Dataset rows

========================================================================

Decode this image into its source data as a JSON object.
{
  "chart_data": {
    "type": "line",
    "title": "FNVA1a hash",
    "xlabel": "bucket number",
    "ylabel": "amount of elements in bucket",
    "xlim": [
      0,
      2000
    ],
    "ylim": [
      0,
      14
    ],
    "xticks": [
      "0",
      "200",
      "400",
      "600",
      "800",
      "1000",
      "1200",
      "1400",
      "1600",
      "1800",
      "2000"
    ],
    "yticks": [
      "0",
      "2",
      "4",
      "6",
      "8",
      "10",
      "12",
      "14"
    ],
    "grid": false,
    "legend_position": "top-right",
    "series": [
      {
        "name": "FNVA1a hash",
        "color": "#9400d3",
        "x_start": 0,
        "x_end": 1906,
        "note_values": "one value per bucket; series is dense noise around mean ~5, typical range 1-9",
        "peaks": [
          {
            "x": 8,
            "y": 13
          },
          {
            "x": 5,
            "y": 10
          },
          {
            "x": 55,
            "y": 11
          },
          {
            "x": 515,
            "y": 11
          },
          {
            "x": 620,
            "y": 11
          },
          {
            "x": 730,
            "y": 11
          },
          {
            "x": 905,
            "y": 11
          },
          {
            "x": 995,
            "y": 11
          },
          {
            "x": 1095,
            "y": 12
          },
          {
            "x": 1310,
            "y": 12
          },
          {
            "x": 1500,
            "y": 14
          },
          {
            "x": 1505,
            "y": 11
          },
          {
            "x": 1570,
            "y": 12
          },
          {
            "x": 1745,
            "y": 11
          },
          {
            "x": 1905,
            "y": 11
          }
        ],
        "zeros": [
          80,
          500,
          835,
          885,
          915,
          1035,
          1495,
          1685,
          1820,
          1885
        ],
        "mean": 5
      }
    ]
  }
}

========================================================================

> _What to produce_:
Reproduce the material verbatim, line by line.

> _Answer for this exercise_:
Decode this image into its source data as a JSON object.
{
  "chart_data": {
    "type": "line",
    "title": "FNVA1a hash",
    "xlabel": "bucket number",
    "ylabel": "amount of elements in bucket",
    "xlim": [
      0,
      2000
    ],
    "ylim": [
      0,
      14
    ],
    "xticks": [
      "0",
      "200",
      "400",
      "600",
      "800",
      "1000",
      "1200",
      "1400",
      "1600",
      "1800",
      "2000"
    ],
    "yticks": [
      "0",
      "2",
      "4",
      "6",
      "8",
      "10",
      "12",
      "14"
    ],
    "grid": false,
    "legend_position": "top-right",
    "series": [
      {
        "name": "FNVA1a hash",
        "color": "#9400d3",
        "x_start": 0,
        "x_end": 1906,
        "note_values": "one value per bucket; series is dense noise around mean ~5, typical range 1-9",
        "peaks": [
          {
            "x": 8,
            "y": 13
          },
          {
            "x": 5,
            "y": 10
          },
          {
            "x": 55,
            "y": 11
          },
          {
            "x": 515,
            "y": 11
          },
          {
            "x": 620,
            "y": 11
          },
          {
            "x": 730,
            "y": 11
          },
          {
            "x": 905,
            "y": 11
          },
          {
            "x": 995,
            "y": 11
          },
          {
            "x": 1095,
            "y": 12
          },
          {
            "x": 1310,
            "y": 12
          },
          {
            "x": 1500,
            "y": 14
          },
          {
            "x": 1505,
            "y": 11
          },
          {
            "x": 1570,
            "y": 12
          },
          {
            "x": 1745,
            "y": 11
          },
          {
            "x": 1905,
            "y": 11
          }
        ],
        "zeros": [
          80,
          500,
          835,
          885,
          915,
          1035,
          1495,
          1685,
          1820,
          1885
        ],
        "mean": 5
      }
    ]
  }
}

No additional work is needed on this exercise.